▶ **SET PROBLEM**
Find all lines in the listing that include the word "شرکت", then copy them.

▶ **MATERIAL SHOWN**
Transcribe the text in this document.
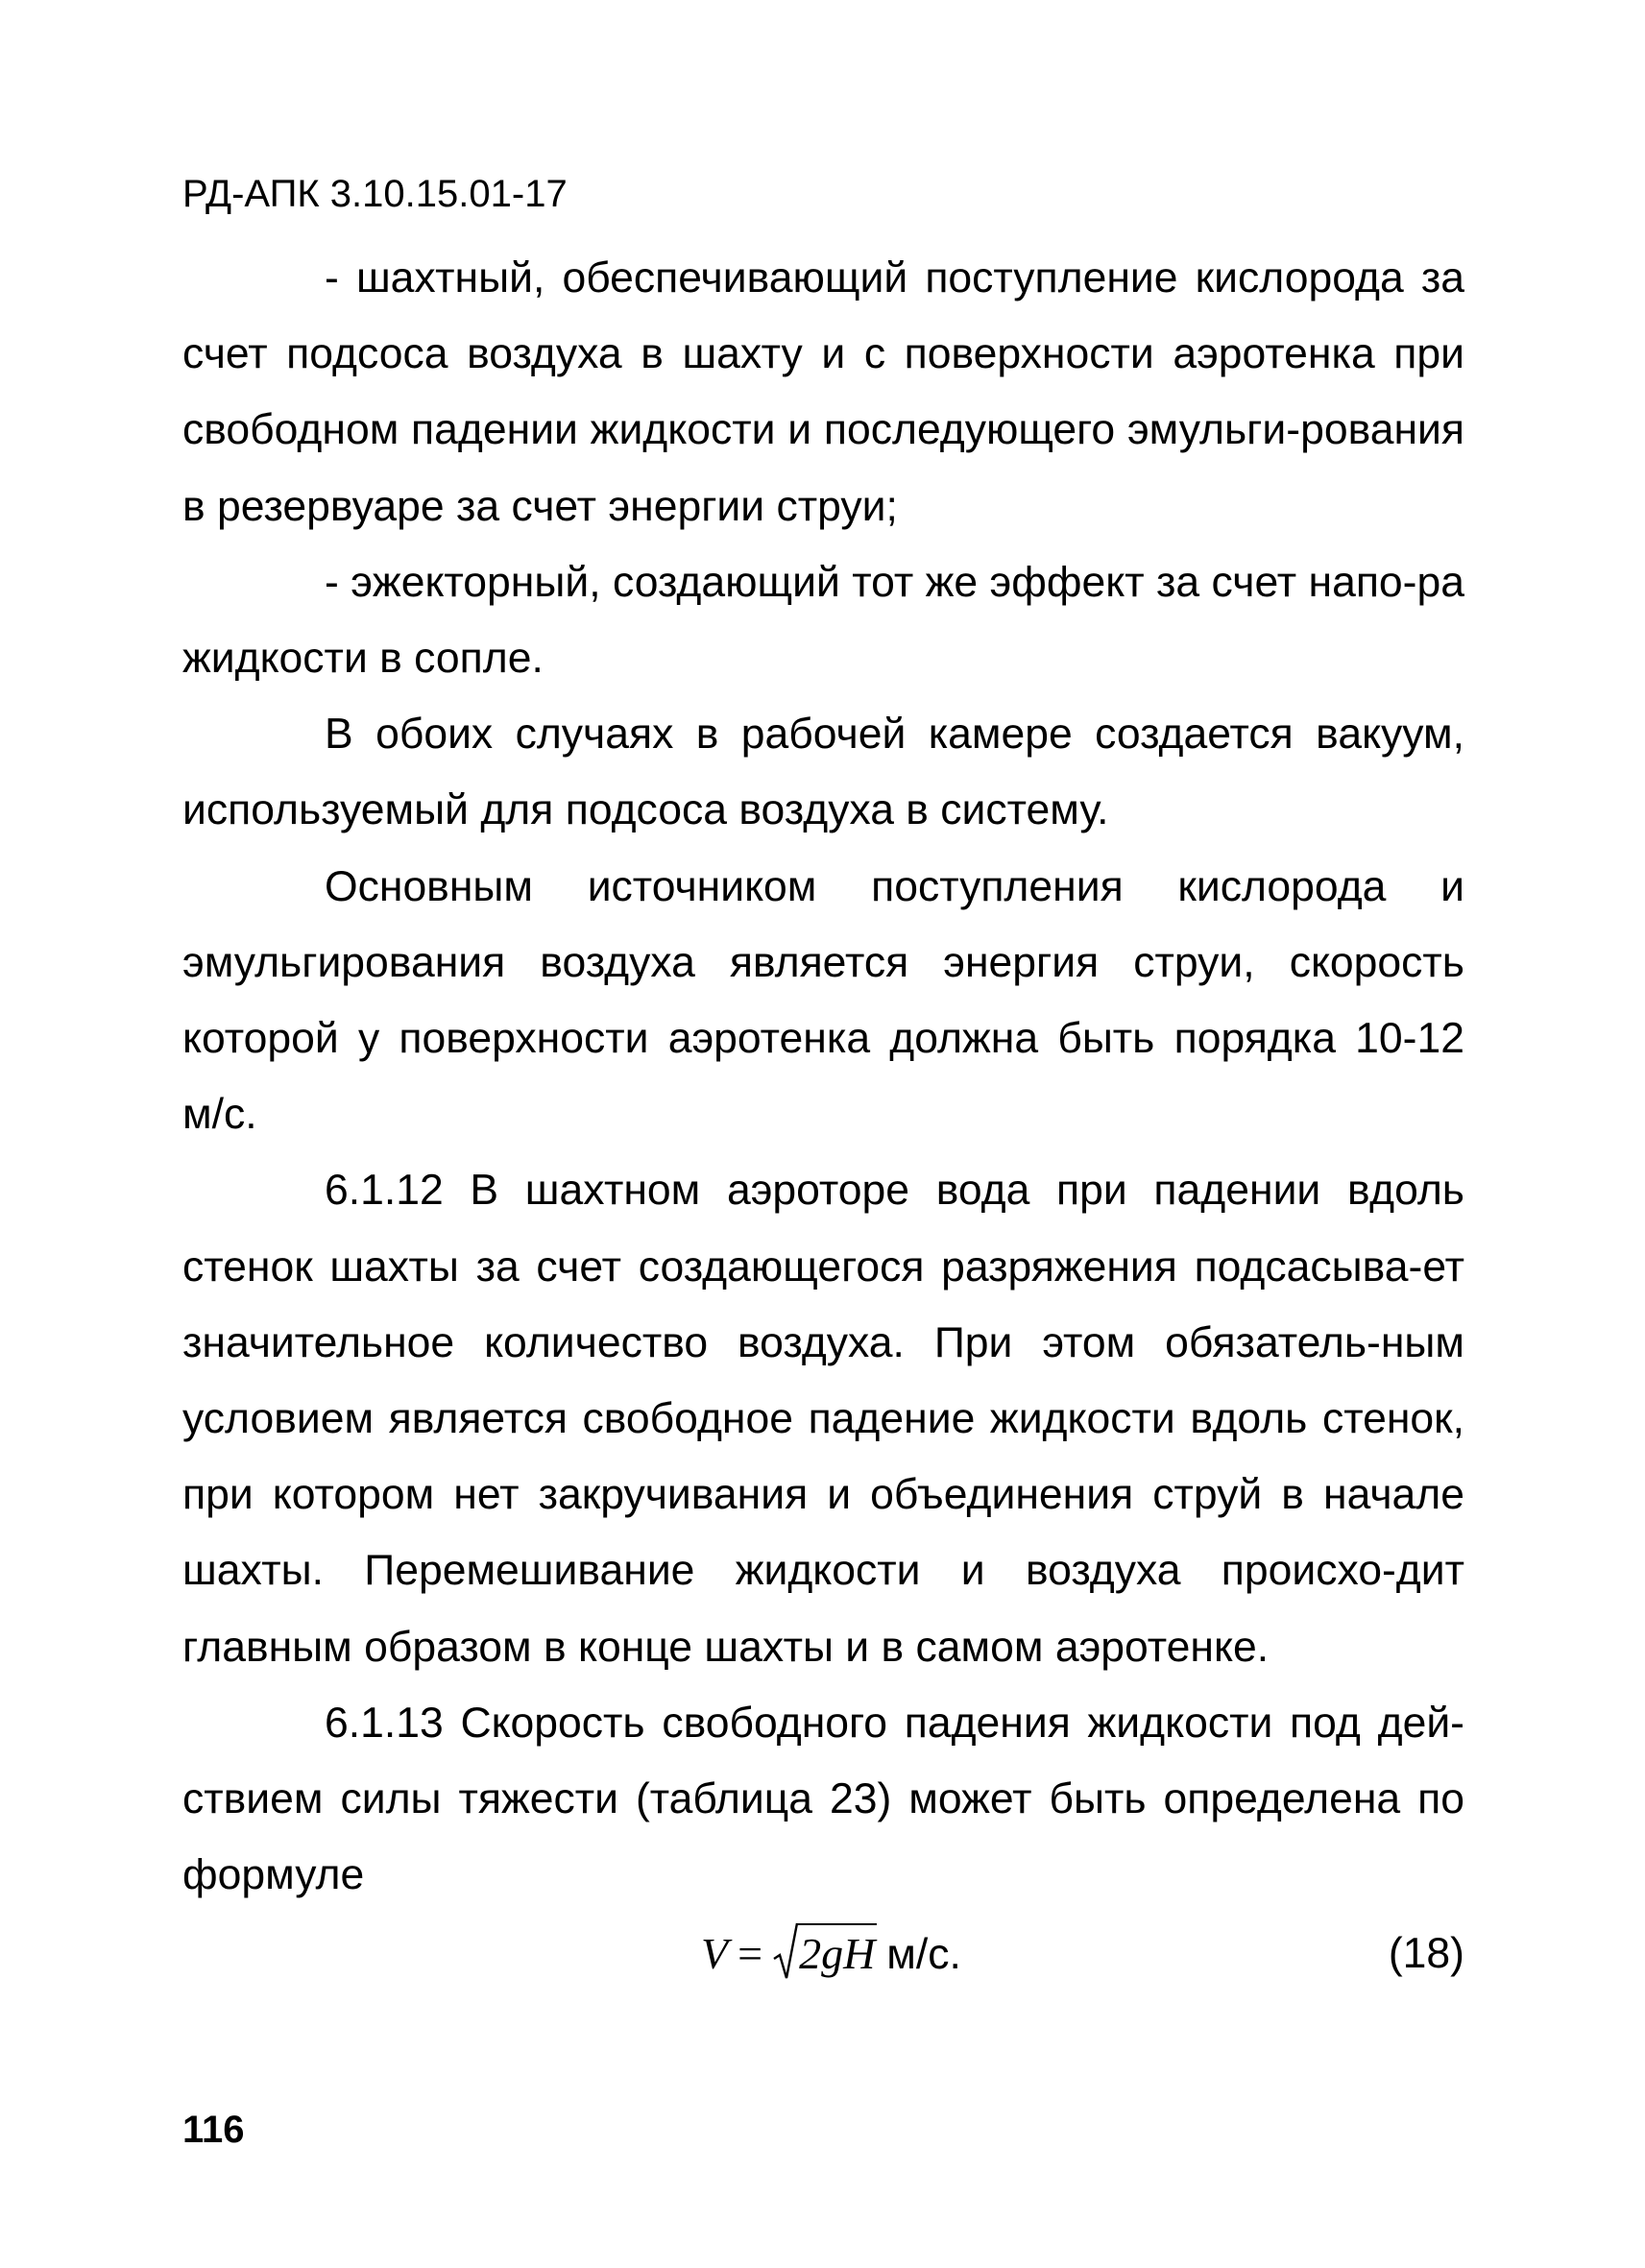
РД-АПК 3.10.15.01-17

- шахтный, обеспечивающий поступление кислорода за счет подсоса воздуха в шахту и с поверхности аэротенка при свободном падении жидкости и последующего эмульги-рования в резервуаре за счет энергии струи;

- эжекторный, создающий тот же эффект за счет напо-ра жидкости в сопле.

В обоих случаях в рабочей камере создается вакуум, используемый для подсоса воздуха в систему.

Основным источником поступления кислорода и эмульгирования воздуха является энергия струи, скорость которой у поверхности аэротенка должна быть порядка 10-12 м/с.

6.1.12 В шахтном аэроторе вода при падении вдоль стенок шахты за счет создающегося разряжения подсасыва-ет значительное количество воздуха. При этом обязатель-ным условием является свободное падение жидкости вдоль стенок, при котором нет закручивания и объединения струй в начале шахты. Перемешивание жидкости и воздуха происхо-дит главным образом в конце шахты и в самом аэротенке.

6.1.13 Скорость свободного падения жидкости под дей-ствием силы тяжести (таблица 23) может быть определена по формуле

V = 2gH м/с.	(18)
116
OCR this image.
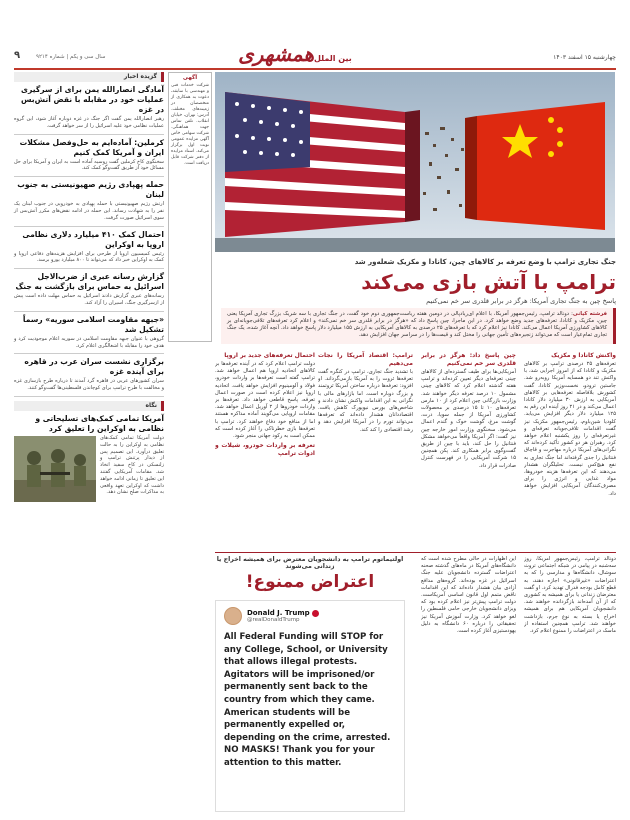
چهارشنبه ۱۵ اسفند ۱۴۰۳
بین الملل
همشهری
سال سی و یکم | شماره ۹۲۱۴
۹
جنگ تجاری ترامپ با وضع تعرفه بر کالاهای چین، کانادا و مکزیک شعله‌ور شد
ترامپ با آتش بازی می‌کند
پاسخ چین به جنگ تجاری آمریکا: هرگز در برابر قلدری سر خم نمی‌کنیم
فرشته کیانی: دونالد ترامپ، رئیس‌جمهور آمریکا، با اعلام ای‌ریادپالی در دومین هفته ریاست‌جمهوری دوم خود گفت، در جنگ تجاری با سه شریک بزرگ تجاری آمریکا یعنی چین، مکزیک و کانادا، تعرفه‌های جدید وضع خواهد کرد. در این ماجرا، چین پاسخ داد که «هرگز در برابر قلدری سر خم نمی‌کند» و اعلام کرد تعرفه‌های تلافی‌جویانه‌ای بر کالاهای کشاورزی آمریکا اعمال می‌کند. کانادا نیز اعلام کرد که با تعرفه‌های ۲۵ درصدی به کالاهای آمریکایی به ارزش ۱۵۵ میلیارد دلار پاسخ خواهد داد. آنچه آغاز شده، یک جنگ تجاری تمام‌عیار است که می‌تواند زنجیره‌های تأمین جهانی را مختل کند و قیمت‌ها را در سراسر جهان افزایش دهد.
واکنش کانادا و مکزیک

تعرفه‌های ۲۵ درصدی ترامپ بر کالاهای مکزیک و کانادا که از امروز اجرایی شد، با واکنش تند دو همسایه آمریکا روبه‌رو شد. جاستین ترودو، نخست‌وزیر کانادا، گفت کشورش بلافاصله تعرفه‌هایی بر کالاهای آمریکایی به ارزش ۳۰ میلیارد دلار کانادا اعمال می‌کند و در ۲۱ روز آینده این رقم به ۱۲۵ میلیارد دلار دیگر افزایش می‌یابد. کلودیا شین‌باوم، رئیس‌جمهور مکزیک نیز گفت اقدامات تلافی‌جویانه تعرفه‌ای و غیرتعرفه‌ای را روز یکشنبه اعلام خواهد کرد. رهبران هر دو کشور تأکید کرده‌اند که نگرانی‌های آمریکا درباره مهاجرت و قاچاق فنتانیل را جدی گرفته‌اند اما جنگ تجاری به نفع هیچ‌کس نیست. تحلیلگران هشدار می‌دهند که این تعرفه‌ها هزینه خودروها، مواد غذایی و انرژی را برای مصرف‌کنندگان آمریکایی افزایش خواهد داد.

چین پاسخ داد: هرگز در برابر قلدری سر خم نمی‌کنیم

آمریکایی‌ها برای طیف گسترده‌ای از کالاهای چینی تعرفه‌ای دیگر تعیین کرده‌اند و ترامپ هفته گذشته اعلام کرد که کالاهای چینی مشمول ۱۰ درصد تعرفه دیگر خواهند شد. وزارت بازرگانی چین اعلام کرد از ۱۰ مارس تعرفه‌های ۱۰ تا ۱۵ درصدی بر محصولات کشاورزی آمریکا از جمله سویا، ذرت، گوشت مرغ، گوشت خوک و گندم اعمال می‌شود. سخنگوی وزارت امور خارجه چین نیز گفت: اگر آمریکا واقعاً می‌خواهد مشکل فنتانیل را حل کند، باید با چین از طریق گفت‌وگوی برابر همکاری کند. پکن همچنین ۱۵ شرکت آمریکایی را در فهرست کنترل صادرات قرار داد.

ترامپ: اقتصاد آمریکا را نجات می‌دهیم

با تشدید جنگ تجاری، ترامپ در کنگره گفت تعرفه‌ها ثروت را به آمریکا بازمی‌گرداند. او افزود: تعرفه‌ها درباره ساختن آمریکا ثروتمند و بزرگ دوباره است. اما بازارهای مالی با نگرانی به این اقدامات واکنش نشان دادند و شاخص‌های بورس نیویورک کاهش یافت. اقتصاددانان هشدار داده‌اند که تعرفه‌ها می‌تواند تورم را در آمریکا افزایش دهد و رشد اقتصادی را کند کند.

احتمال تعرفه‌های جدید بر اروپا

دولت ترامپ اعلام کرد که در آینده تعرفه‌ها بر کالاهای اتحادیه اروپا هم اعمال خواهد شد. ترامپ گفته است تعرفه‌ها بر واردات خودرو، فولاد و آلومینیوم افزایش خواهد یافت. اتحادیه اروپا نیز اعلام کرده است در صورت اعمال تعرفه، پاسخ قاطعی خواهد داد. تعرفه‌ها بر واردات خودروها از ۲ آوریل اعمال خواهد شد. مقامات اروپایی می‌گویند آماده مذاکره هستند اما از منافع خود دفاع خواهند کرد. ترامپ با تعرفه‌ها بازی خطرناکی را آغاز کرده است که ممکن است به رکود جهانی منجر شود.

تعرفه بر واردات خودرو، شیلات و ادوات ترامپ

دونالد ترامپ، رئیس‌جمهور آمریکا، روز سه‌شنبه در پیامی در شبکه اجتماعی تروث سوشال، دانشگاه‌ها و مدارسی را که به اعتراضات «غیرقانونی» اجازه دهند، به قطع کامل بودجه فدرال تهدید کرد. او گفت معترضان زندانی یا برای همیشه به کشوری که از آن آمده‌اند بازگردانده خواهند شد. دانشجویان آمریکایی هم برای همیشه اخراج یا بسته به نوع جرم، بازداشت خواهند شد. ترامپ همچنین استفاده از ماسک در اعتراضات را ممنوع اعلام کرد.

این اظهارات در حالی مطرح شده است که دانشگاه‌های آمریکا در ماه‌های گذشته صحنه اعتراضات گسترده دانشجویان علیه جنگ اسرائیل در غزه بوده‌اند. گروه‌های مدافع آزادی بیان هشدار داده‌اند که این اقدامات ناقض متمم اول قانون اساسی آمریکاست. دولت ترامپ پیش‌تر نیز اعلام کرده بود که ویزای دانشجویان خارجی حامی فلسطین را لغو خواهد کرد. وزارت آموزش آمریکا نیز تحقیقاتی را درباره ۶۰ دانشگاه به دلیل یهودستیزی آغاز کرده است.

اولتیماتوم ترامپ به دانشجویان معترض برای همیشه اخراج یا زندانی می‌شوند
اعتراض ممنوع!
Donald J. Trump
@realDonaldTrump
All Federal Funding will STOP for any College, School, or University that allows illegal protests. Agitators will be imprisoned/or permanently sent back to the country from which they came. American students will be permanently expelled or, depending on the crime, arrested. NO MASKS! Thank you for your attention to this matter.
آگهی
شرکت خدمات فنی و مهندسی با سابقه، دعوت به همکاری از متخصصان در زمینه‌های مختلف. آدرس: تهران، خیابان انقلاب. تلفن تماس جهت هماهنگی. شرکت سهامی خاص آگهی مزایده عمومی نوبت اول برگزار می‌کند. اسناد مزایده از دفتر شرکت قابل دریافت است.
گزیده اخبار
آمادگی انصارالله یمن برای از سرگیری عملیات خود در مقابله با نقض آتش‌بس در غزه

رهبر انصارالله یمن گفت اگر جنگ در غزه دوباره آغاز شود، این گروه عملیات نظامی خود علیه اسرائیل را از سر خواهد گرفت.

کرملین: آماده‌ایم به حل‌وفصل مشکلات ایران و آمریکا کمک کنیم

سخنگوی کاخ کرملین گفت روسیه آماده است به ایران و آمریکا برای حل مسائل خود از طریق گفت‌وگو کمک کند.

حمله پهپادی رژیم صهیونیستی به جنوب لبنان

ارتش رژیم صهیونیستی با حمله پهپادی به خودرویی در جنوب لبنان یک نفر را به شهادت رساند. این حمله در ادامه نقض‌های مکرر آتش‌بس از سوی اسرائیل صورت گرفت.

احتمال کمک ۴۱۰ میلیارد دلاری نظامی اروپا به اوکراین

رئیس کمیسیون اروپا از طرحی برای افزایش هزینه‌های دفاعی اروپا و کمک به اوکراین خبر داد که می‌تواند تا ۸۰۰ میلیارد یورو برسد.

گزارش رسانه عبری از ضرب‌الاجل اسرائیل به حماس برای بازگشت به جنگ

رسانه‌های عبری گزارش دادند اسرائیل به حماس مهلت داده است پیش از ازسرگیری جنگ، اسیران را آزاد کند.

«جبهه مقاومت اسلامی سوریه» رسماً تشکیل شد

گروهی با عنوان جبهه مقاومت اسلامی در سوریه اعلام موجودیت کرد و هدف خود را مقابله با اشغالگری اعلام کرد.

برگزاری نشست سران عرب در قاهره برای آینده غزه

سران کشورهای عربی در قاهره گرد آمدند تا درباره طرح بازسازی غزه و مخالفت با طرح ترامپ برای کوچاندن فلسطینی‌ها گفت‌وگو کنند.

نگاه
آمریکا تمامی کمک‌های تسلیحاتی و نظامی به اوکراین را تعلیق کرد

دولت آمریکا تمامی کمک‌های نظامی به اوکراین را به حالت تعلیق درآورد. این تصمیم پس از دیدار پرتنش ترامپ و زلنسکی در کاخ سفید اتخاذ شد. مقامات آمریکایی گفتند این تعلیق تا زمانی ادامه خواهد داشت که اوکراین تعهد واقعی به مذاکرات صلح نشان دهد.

▶ **FULL SOLUTION**
آمریکایی‌ها برای طیف گسترده‌ای از کالاهای چینی تعرفه‌ای دیگر تعیین کرده‌اند و ترامپ هفته گذشته اعلام کرد که کالاهای چینی مشمول ۱۰ درصد تعرفه دیگر خواهند شد. وزارت بازرگانی چین اعلام کرد از ۱۰ مارس تعرفه‌های ۱۰ تا ۱۵ درصدی بر محصولات کشاورزی آمریکا از جمله سویا، ذرت، گوشت مرغ، گوشت خوک و گندم اعمال می‌شود. سخنگوی وزارت امور خارجه چین نیز گفت: اگر آمریکا واقعاً می‌خواهد مشکل فنتانیل را حل کند، باید با چین از طریق گفت‌وگوی برابر همکاری کند. پکن همچنین ۱۵ شرکت آمریکایی را در فهرست کنترل صادرات قرار داد.
شرکت خدمات فنی و مهندسی با سابقه، دعوت به همکاری از متخصصان در زمینه‌های مختلف. آدرس: تهران، خیابان انقلاب. تلفن تماس جهت هماهنگی. شرکت سهامی خاص آگهی مزایده عمومی نوبت اول برگزار می‌کند. اسناد مزایده از دفتر شرکت قابل دریافت است.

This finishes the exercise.